Source text
"""

Coastal areas and seabed are still not very well known

Western Sweden is a unique collaborative environment for the development of knowledge, innovation and growth in the field of the blue economy (fisheries, transport, tourism, etc.). With the Scary Seafoodproject, the Department of Marine Science at the University of Gothenburg (project coordinator) “Scary Seafood – the new food from the sea”, aims to awaken curiosity and showcase the richness of local marine products. Indeed, coastal areas and the seabed are home to a “food diversity” in terms of edible species which sometimes are still not very well known.

Workshops and interviews with professionals from the marine food sector to encourage the development of these products

This project mainly involves workshops and interviews around these marine species (algae, jellyfish and crustaceans), with fishermen, breeders, tourism and catering professionals, researchers and the public. The final objective of the project is to demonstrate that these resources can become new marketable products, create new culinary experiences and new channels. Therefore, it can be very interesting for economic development for an entire territory.

"""

Rows
"""

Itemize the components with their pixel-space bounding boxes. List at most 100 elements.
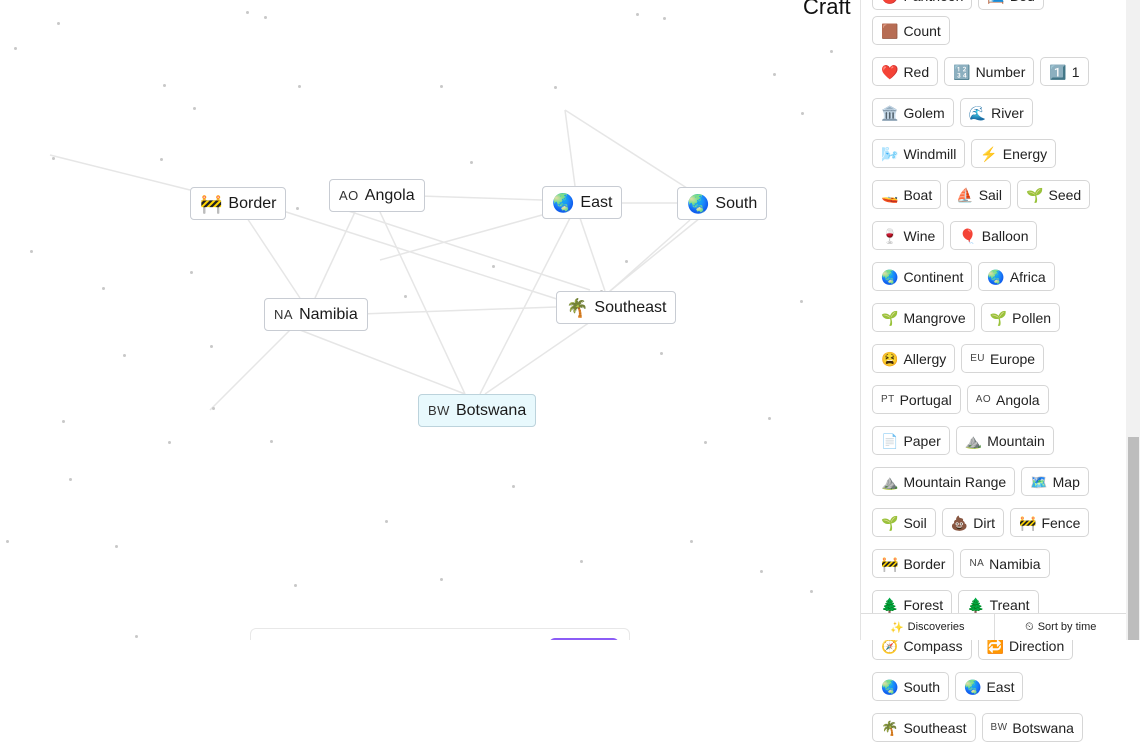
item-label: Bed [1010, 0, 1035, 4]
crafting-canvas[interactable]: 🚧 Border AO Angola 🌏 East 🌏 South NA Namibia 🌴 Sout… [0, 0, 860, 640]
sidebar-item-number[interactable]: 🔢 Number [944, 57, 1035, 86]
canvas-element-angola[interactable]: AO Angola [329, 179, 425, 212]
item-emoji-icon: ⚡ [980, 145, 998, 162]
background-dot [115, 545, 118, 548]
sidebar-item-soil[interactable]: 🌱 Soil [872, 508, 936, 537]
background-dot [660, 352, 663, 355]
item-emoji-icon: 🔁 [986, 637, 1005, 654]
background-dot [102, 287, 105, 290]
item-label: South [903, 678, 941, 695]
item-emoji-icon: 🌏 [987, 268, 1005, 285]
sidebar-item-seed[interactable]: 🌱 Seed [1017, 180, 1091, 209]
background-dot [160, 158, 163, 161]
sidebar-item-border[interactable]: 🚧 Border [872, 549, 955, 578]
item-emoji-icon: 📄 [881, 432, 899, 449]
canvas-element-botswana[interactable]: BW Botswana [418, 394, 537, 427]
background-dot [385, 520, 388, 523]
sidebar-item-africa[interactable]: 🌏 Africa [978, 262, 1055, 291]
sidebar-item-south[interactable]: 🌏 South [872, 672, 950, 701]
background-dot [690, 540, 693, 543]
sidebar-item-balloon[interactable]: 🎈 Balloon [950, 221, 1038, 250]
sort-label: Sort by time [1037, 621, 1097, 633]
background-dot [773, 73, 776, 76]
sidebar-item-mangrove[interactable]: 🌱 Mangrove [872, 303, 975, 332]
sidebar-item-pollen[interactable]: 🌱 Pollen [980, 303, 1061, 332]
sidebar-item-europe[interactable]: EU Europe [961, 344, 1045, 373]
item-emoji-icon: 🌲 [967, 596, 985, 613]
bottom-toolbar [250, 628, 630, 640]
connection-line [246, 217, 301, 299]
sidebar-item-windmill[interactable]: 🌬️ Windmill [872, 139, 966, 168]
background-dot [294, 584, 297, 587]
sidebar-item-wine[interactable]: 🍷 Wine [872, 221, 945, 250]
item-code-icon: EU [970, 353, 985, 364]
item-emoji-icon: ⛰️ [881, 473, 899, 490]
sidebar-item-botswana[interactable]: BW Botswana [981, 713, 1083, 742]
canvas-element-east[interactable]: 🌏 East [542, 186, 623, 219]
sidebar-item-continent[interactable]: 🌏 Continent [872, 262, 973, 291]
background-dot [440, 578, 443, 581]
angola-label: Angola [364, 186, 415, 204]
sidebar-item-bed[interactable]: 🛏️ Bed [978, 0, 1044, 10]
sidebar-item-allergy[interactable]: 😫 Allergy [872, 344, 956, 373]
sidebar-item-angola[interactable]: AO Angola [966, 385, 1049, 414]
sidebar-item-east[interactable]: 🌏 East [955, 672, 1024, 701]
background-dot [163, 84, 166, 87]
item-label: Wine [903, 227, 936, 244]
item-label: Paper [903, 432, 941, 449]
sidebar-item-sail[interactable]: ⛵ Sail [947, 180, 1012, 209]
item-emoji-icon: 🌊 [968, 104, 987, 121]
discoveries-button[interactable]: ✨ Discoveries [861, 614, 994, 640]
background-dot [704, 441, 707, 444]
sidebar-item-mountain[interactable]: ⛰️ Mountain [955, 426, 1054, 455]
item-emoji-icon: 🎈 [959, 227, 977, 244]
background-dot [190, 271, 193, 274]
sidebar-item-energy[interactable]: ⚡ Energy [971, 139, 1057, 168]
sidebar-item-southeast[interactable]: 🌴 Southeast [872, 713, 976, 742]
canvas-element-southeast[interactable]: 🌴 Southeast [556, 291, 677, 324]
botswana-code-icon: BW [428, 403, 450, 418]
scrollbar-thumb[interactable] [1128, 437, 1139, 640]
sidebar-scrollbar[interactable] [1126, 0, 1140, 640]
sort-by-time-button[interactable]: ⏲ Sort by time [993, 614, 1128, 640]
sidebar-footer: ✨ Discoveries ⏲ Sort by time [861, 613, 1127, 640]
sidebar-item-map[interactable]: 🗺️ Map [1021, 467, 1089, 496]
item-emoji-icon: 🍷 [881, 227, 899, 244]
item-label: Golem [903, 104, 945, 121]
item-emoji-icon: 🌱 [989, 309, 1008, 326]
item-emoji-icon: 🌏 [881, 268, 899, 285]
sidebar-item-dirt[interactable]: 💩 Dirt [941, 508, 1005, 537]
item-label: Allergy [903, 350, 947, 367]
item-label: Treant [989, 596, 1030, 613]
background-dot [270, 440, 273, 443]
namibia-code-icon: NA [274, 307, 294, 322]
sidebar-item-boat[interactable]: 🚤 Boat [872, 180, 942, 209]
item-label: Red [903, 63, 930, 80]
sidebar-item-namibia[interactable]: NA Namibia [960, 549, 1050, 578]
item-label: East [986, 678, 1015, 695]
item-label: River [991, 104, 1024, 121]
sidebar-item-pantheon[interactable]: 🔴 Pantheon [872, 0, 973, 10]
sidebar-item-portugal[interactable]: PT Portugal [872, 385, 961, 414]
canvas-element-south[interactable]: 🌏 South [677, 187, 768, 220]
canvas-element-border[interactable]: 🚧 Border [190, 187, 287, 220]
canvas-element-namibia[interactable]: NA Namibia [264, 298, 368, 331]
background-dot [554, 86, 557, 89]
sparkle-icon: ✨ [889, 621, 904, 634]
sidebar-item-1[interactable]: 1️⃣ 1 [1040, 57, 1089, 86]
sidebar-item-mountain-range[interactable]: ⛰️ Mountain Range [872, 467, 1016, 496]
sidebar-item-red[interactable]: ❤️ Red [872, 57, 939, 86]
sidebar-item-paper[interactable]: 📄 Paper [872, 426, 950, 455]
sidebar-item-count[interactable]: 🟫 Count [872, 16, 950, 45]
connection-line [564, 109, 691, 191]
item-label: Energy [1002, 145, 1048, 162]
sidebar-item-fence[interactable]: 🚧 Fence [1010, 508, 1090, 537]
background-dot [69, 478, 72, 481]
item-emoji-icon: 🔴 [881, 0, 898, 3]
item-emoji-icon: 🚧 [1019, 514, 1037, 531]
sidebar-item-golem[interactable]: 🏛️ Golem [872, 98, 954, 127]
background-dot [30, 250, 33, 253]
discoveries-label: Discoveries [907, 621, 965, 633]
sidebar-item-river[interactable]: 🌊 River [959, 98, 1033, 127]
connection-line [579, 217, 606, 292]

"""

Exercise 1
Using the Scary Seafood text, decide whether each statement agrees with it, answering yes or no and quoting the words that settle it. (a) The University of Gothenburg's Department of Marine Science coordinates the project. (b) The species covered include algae, jellyfish and crustaceans. (c) Only fishermen and researchers take part in the workshops and interviews.
Exercise 2
Pick up the Scary Seafood text after its final sentence and write on from there.

Exercise answer 1
(a) Yes: "the Department of Marine Science at the University of Gothenburg (project coordinator)"
(b) Yes: "around these marine species (algae, jellyfish and crustaceans)"
(c) No: "with fishermen, breeders, tourism and catering professionals, researchers and the public"

Exercise answer 2
The seafood products concerned are mainly newly exploited but common marine species, like seaweed or crustaceans that have so far lacked economic value. They may also be by-products of the fish processing industry (heads, viscera, tails, bones, etc).

Culinary experiences and trends

Among the main motivations of tourists and travellers is the desire to experience something new. Then, this project is an opportunity to diversify and develop the services offered to summer visitors. These can be used in a sustainable way to attract curious travellers to Bohuslän.

En vidéo

“Scary food”, whose the term “Scary Seafood”  comes from, refers to foodstuff with an unconventional character. It is often the result of a lack of knowledge or understanding of what can be eaten. Moreover, these products are much less available in shops or restaurants. This can also be explained by the fact that there is no tradition of consumption of these products.

University of Gothenburg, Sweden

Department of Marine Sciences

Maria Bodin (Project coordinator)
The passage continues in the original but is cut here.